### OBJECTIVE
Transcribe all the records exactly and omit any images they hold.

### INPUT DATA
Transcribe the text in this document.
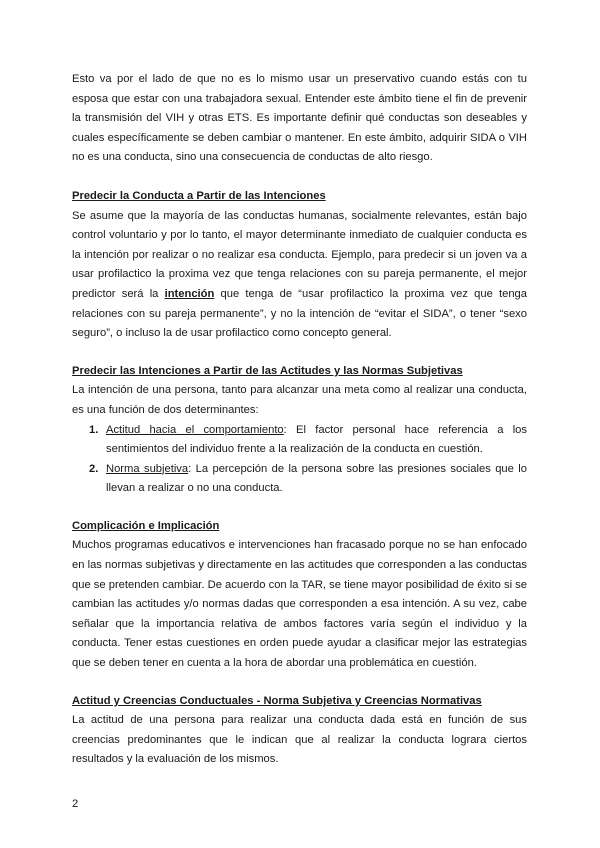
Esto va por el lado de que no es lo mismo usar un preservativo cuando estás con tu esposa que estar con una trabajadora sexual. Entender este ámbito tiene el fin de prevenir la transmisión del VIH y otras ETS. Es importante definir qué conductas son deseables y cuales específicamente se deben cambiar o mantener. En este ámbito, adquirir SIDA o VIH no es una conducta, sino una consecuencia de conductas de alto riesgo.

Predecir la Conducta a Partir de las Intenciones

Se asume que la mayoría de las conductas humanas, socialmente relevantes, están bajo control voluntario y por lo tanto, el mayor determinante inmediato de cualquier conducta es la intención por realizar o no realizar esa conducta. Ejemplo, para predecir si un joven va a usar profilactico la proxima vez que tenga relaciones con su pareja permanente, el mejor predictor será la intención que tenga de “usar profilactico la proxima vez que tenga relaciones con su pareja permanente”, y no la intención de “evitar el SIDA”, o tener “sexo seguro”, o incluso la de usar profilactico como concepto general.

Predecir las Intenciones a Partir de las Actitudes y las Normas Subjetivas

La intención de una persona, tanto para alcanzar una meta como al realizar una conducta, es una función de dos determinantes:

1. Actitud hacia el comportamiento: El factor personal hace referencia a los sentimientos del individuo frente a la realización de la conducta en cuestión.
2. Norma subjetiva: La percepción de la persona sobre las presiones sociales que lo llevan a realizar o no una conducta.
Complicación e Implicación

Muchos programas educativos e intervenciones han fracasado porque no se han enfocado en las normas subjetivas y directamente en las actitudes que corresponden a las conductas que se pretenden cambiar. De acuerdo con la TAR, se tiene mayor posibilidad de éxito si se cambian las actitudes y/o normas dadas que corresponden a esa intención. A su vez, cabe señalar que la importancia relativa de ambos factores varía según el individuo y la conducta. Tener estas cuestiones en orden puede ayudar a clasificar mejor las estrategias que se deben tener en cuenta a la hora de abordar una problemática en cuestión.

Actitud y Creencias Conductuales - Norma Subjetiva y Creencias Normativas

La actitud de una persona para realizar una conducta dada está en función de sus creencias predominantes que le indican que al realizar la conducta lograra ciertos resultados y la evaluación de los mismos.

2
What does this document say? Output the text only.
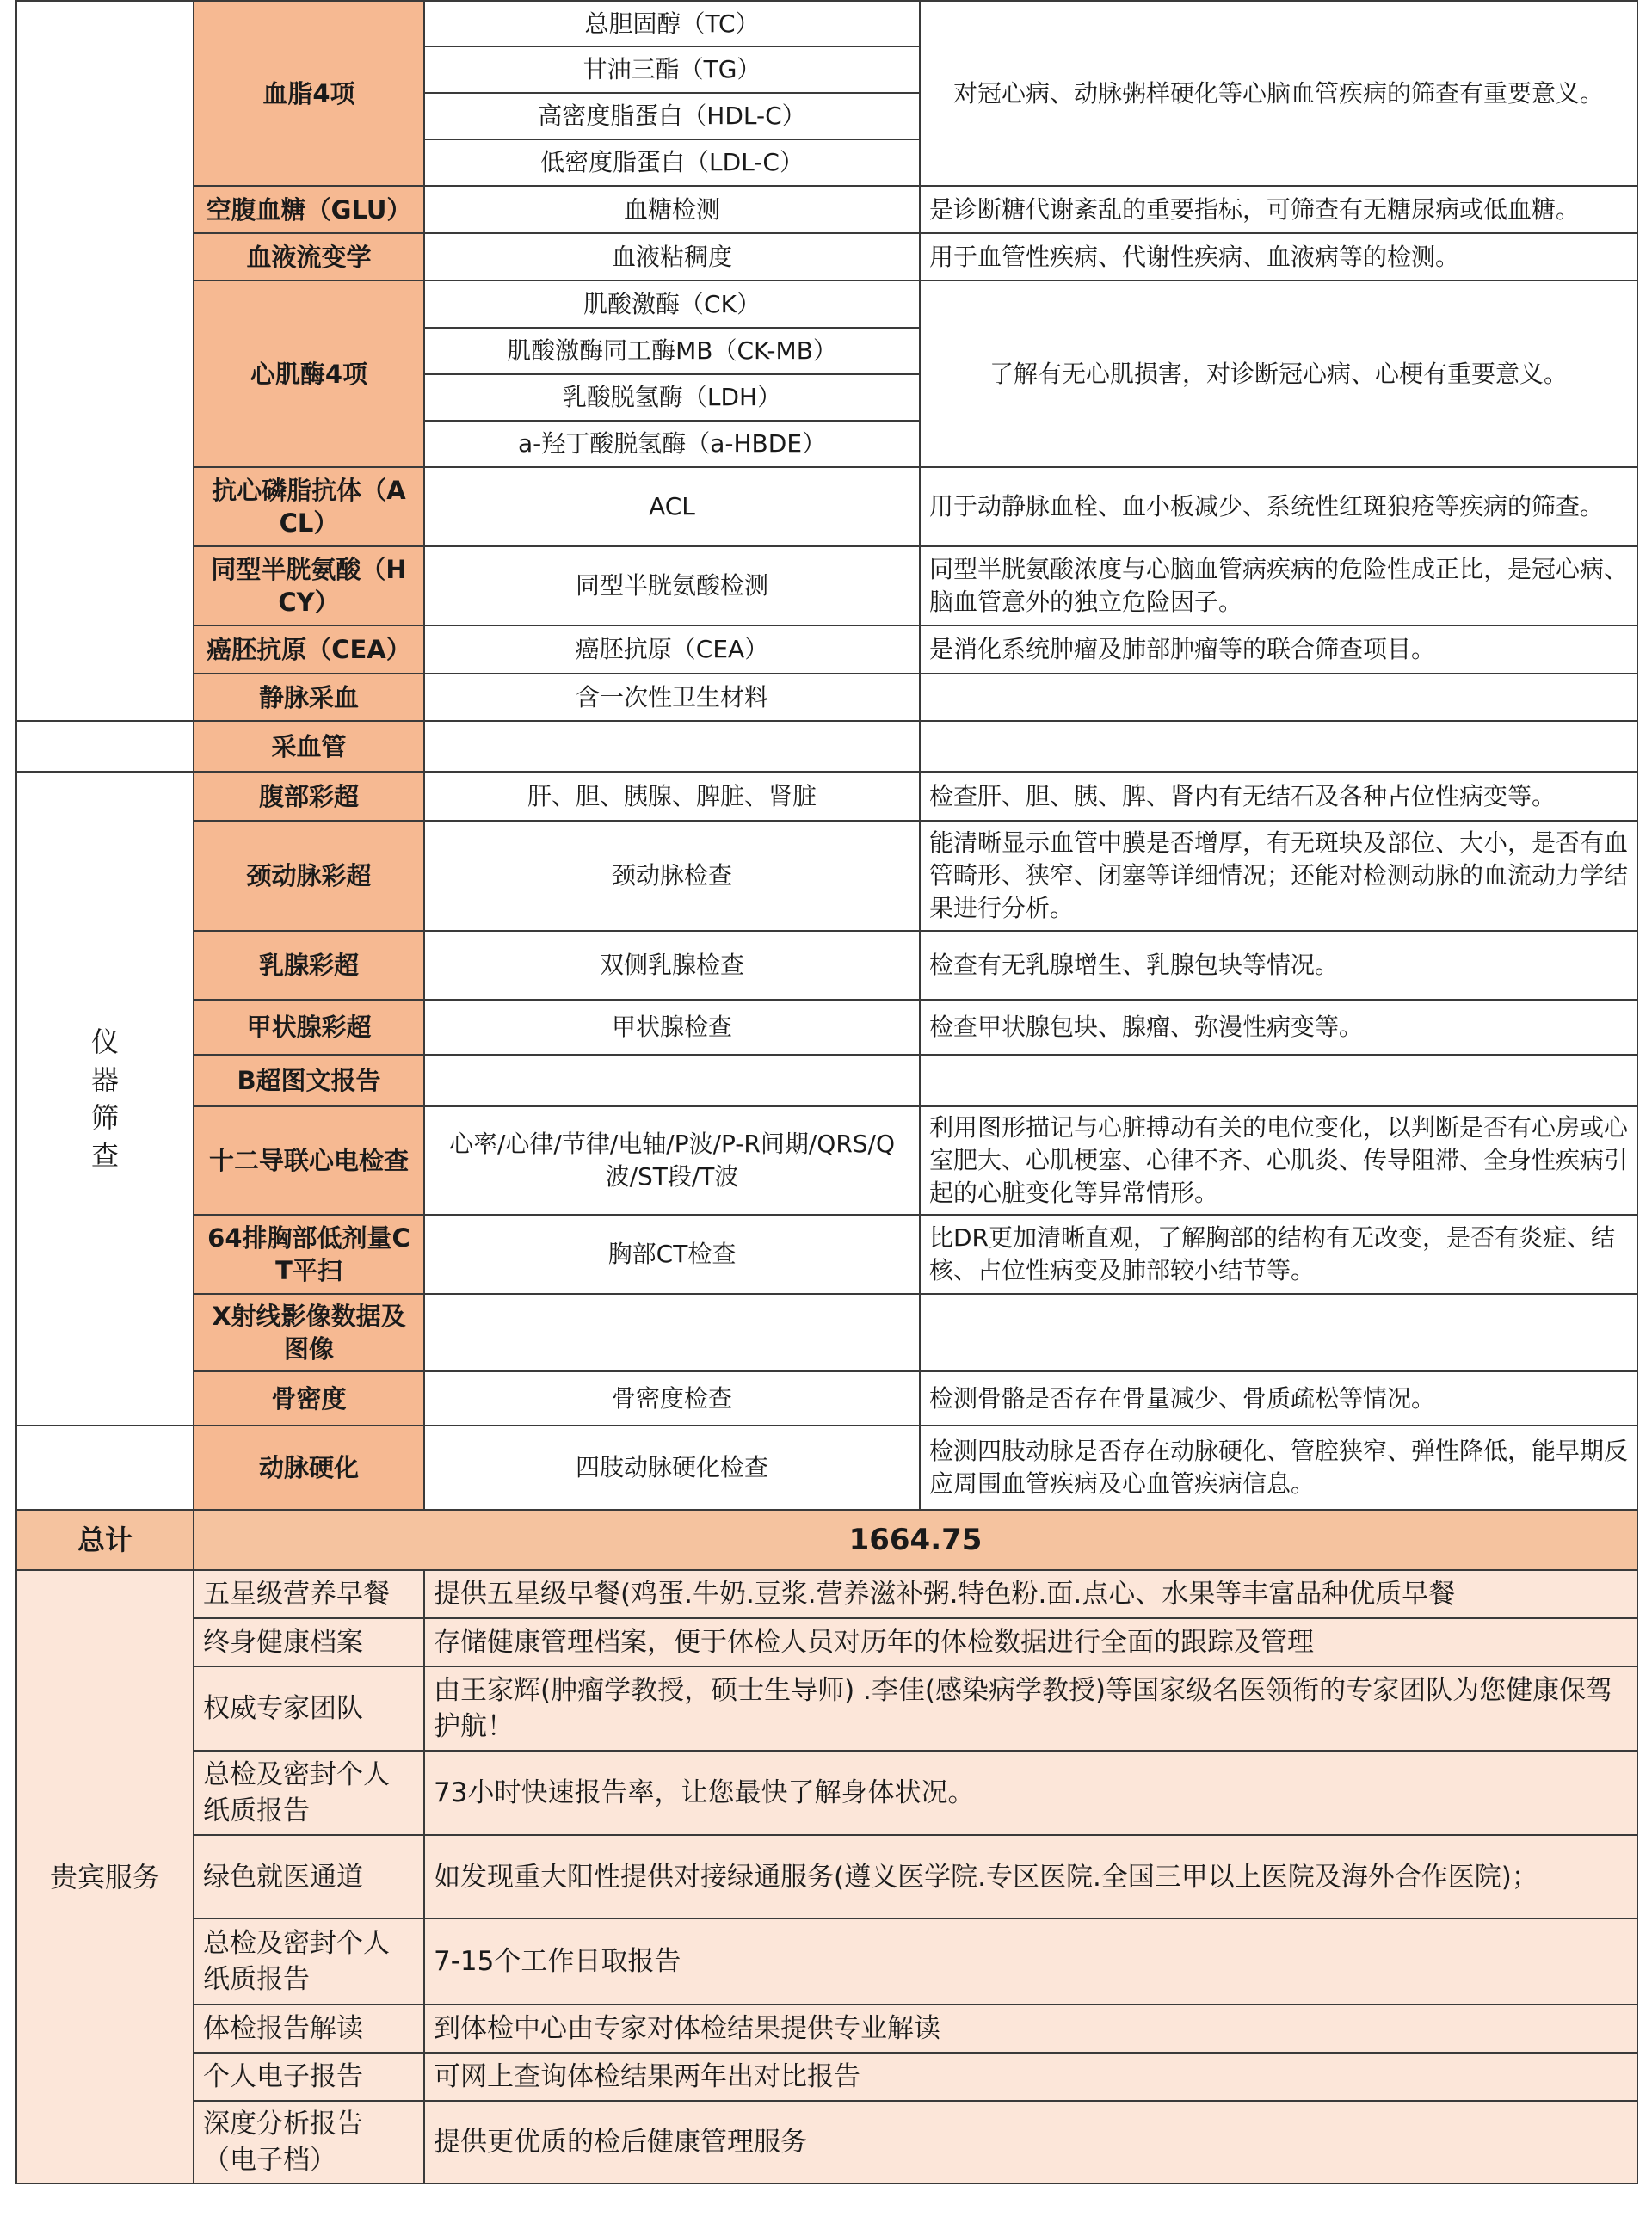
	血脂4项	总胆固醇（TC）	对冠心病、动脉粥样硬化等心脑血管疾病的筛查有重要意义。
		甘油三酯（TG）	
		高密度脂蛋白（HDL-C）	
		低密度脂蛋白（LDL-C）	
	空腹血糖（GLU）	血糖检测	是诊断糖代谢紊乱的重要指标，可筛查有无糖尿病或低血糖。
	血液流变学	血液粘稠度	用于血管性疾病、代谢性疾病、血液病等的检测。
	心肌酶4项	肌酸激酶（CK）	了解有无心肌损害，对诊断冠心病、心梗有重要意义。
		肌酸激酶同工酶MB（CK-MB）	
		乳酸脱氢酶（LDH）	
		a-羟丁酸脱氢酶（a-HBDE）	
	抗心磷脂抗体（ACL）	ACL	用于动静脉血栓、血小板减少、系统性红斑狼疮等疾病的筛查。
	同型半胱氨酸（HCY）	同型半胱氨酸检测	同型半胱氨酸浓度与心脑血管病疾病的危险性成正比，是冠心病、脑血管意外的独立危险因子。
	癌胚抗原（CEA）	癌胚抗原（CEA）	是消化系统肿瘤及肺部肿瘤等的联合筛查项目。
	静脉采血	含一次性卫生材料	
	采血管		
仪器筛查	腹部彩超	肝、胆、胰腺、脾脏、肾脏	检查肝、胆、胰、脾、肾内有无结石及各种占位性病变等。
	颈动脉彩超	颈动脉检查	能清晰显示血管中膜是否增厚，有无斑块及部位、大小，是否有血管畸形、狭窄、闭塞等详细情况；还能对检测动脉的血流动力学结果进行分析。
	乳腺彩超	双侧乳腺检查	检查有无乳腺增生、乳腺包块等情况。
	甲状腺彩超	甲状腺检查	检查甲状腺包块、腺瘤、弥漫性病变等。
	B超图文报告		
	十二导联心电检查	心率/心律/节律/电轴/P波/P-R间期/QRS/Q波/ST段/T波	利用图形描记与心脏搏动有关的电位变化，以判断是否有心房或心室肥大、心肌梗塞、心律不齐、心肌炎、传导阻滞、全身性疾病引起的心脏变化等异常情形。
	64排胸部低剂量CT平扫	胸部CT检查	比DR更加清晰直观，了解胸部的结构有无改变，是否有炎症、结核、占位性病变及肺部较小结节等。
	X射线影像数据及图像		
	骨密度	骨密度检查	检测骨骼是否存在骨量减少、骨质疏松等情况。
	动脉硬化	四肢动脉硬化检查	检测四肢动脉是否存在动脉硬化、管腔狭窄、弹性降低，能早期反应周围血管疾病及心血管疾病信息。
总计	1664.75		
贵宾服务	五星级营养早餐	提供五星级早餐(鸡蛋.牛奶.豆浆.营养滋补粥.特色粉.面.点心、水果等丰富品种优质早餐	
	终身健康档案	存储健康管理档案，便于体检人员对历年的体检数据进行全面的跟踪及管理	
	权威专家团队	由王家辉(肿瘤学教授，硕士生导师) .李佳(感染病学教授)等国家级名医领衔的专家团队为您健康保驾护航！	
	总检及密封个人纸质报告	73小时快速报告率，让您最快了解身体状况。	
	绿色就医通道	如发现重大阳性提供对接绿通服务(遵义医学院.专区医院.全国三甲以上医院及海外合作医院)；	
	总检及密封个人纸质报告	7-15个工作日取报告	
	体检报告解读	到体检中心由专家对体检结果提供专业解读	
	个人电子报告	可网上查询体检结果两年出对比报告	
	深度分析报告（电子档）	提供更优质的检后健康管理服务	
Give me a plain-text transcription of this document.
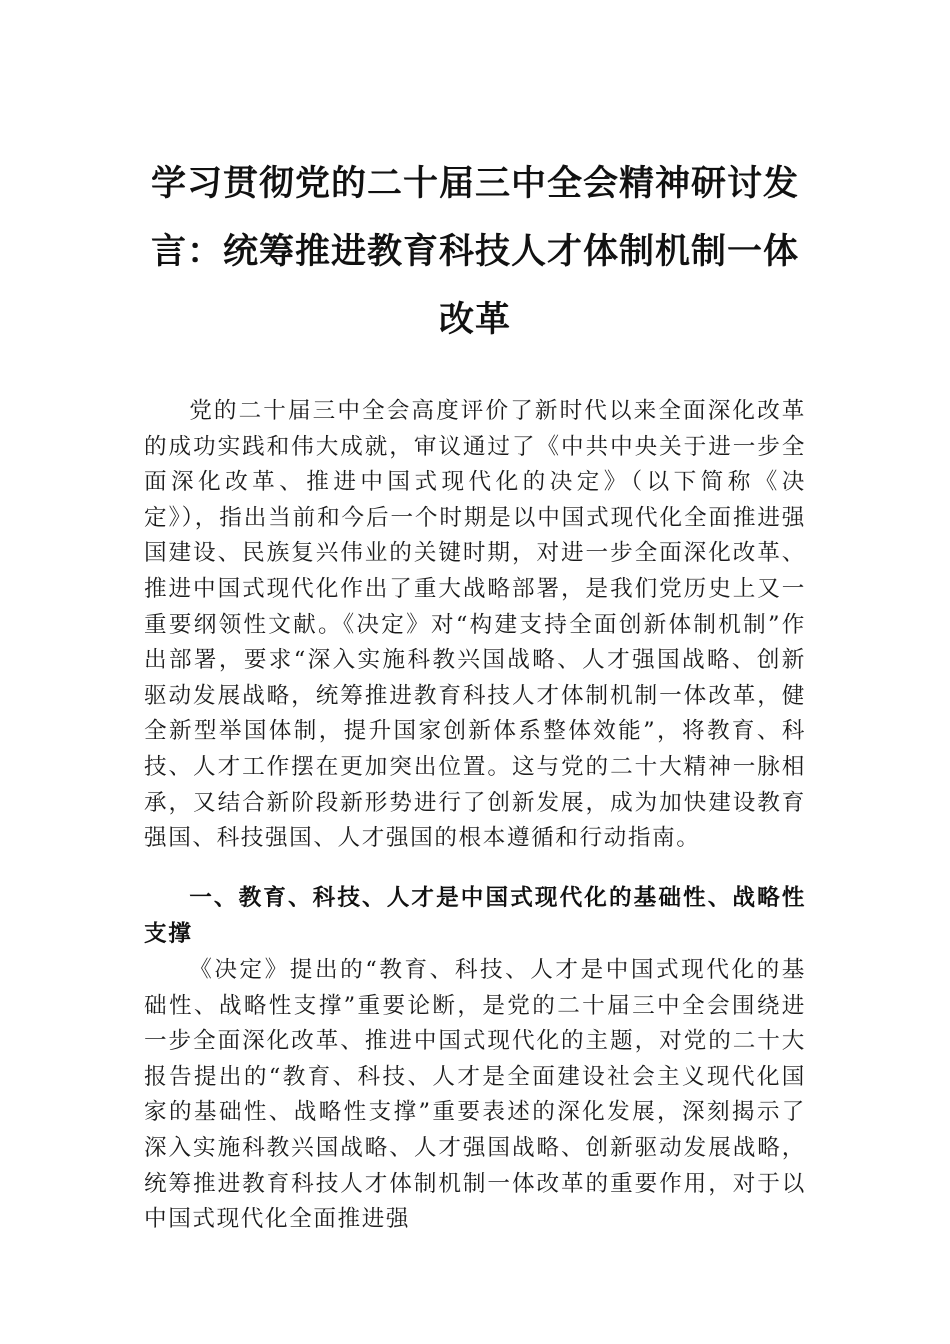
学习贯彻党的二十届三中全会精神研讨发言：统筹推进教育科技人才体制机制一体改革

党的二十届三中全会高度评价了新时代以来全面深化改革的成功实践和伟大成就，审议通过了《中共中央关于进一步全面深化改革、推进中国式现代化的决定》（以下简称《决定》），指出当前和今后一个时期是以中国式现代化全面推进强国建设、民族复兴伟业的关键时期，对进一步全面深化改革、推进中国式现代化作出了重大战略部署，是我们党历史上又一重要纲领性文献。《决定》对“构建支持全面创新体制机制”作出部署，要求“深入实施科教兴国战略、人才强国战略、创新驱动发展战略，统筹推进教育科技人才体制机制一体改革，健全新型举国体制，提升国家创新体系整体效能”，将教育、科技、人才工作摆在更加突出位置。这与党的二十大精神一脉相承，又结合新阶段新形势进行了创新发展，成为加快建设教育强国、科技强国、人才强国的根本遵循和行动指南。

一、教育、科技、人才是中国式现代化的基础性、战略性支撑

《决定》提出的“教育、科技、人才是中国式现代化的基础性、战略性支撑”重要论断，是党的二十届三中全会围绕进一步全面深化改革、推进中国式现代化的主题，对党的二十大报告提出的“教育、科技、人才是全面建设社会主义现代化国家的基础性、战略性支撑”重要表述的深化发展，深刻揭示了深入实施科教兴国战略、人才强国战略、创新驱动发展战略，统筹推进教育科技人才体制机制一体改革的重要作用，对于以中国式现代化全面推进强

### THE REPLY
Transcribe the text in this document.
Esto va por el lado de que no es lo mismo usar un preservativo cuando estás con tu esposa que estar con una trabajadora sexual. Entender este ámbito tiene el fin de prevenir la transmisión del VIH y otras ETS. Es importante definir qué conductas son deseables y cuales específicamente se deben cambiar o mantener. En este ámbito, adquirir SIDA o VIH no es una conducta, sino una consecuencia de conductas de alto riesgo.

Predecir la Conducta a Partir de las Intenciones

Se asume que la mayoría de las conductas humanas, socialmente relevantes, están bajo control voluntario y por lo tanto, el mayor determinante inmediato de cualquier conducta es la intención por realizar o no realizar esa conducta. Ejemplo, para predecir si un joven va a usar profilactico la proxima vez que tenga relaciones con su pareja permanente, el mejor predictor será la intención que tenga de “usar profilactico la proxima vez que tenga relaciones con su pareja permanente”, y no la intención de “evitar el SIDA”, o tener “sexo seguro”, o incluso la de usar profilactico como concepto general.

Predecir las Intenciones a Partir de las Actitudes y las Normas Subjetivas

La intención de una persona, tanto para alcanzar una meta como al realizar una conducta, es una función de dos determinantes:

1. Actitud hacia el comportamiento: El factor personal hace referencia a los sentimientos del individuo frente a la realización de la conducta en cuestión.
2. Norma subjetiva: La percepción de la persona sobre las presiones sociales que lo llevan a realizar o no una conducta.
Complicación e Implicación

Muchos programas educativos e intervenciones han fracasado porque no se han enfocado en las normas subjetivas y directamente en las actitudes que corresponden a las conductas que se pretenden cambiar. De acuerdo con la TAR, se tiene mayor posibilidad de éxito si se cambian las actitudes y/o normas dadas que corresponden a esa intención. A su vez, cabe señalar que la importancia relativa de ambos factores varía según el individuo y la conducta. Tener estas cuestiones en orden puede ayudar a clasificar mejor las estrategias que se deben tener en cuenta a la hora de abordar una problemática en cuestión.

Actitud y Creencias Conductuales - Norma Subjetiva y Creencias Normativas

La actitud de una persona para realizar una conducta dada está en función de sus creencias predominantes que le indican que al realizar la conducta lograra ciertos resultados y la evaluación de los mismos.

2
What does this document say? Output the text only.
	血脂4项	总胆固醇（TC）	对冠心病、动脉粥样硬化等心脑血管疾病的筛查有重要意义。
		甘油三酯（TG）	
		高密度脂蛋白（HDL-C）	
		低密度脂蛋白（LDL-C）	
	空腹血糖（GLU）	血糖检测	是诊断糖代谢紊乱的重要指标，可筛查有无糖尿病或低血糖。
	血液流变学	血液粘稠度	用于血管性疾病、代谢性疾病、血液病等的检测。
	心肌酶4项	肌酸激酶（CK）	了解有无心肌损害，对诊断冠心病、心梗有重要意义。
		肌酸激酶同工酶MB（CK-MB）	
		乳酸脱氢酶（LDH）	
		a-羟丁酸脱氢酶（a-HBDE）	
	抗心磷脂抗体（ACL）	ACL	用于动静脉血栓、血小板减少、系统性红斑狼疮等疾病的筛查。
	同型半胱氨酸（HCY）	同型半胱氨酸检测	同型半胱氨酸浓度与心脑血管病疾病的危险性成正比，是冠心病、脑血管意外的独立危险因子。
	癌胚抗原（CEA）	癌胚抗原（CEA）	是消化系统肿瘤及肺部肿瘤等的联合筛查项目。
	静脉采血	含一次性卫生材料	
	采血管		
仪器筛查	腹部彩超	肝、胆、胰腺、脾脏、肾脏	检查肝、胆、胰、脾、肾内有无结石及各种占位性病变等。
	颈动脉彩超	颈动脉检查	能清晰显示血管中膜是否增厚，有无斑块及部位、大小，是否有血管畸形、狭窄、闭塞等详细情况；还能对检测动脉的血流动力学结果进行分析。
	乳腺彩超	双侧乳腺检查	检查有无乳腺增生、乳腺包块等情况。
	甲状腺彩超	甲状腺检查	检查甲状腺包块、腺瘤、弥漫性病变等。
	B超图文报告		
	十二导联心电检查	心率/心律/节律/电轴/P波/P-R间期/QRS/Q波/ST段/T波	利用图形描记与心脏搏动有关的电位变化，以判断是否有心房或心室肥大、心肌梗塞、心律不齐、心肌炎、传导阻滞、全身性疾病引起的心脏变化等异常情形。
	64排胸部低剂量CT平扫	胸部CT检查	比DR更加清晰直观，了解胸部的结构有无改变，是否有炎症、结核、占位性病变及肺部较小结节等。
	X射线影像数据及图像		
	骨密度	骨密度检查	检测骨骼是否存在骨量减少、骨质疏松等情况。
	动脉硬化	四肢动脉硬化检查	检测四肢动脉是否存在动脉硬化、管腔狭窄、弹性降低，能早期反应周围血管疾病及心血管疾病信息。
总计	1664.75		
贵宾服务	五星级营养早餐	提供五星级早餐(鸡蛋.牛奶.豆浆.营养滋补粥.特色粉.面.点心、水果等丰富品种优质早餐	
	终身健康档案	存储健康管理档案，便于体检人员对历年的体检数据进行全面的跟踪及管理	
	权威专家团队	由王家辉(肿瘤学教授，硕士生导师) .李佳(感染病学教授)等国家级名医领衔的专家团队为您健康保驾护航！	
	总检及密封个人纸质报告	73小时快速报告率，让您最快了解身体状况。	
	绿色就医通道	如发现重大阳性提供对接绿通服务(遵义医学院.专区医院.全国三甲以上医院及海外合作医院)；	
	总检及密封个人纸质报告	7-15个工作日取报告	
	体检报告解读	到体检中心由专家对体检结果提供专业解读	
	个人电子报告	可网上查询体检结果两年出对比报告	
	深度分析报告（电子档）	提供更优质的检后健康管理服务	
Give me a plain-text transcription of this document.
学习贯彻党的二十届三中全会精神研讨发言：统筹推进教育科技人才体制机制一体改革

党的二十届三中全会高度评价了新时代以来全面深化改革的成功实践和伟大成就，审议通过了《中共中央关于进一步全面深化改革、推进中国式现代化的决定》（以下简称《决定》），指出当前和今后一个时期是以中国式现代化全面推进强国建设、民族复兴伟业的关键时期，对进一步全面深化改革、推进中国式现代化作出了重大战略部署，是我们党历史上又一重要纲领性文献。《决定》对“构建支持全面创新体制机制”作出部署，要求“深入实施科教兴国战略、人才强国战略、创新驱动发展战略，统筹推进教育科技人才体制机制一体改革，健全新型举国体制，提升国家创新体系整体效能”，将教育、科技、人才工作摆在更加突出位置。这与党的二十大精神一脉相承，又结合新阶段新形势进行了创新发展，成为加快建设教育强国、科技强国、人才强国的根本遵循和行动指南。

一、教育、科技、人才是中国式现代化的基础性、战略性支撑

《决定》提出的“教育、科技、人才是中国式现代化的基础性、战略性支撑”重要论断，是党的二十届三中全会围绕进一步全面深化改革、推进中国式现代化的主题，对党的二十大报告提出的“教育、科技、人才是全面建设社会主义现代化国家的基础性、战略性支撑”重要表述的深化发展，深刻揭示了深入实施科教兴国战略、人才强国战略、创新驱动发展战略，统筹推进教育科技人才体制机制一体改革的重要作用，对于以中国式现代化全面推进强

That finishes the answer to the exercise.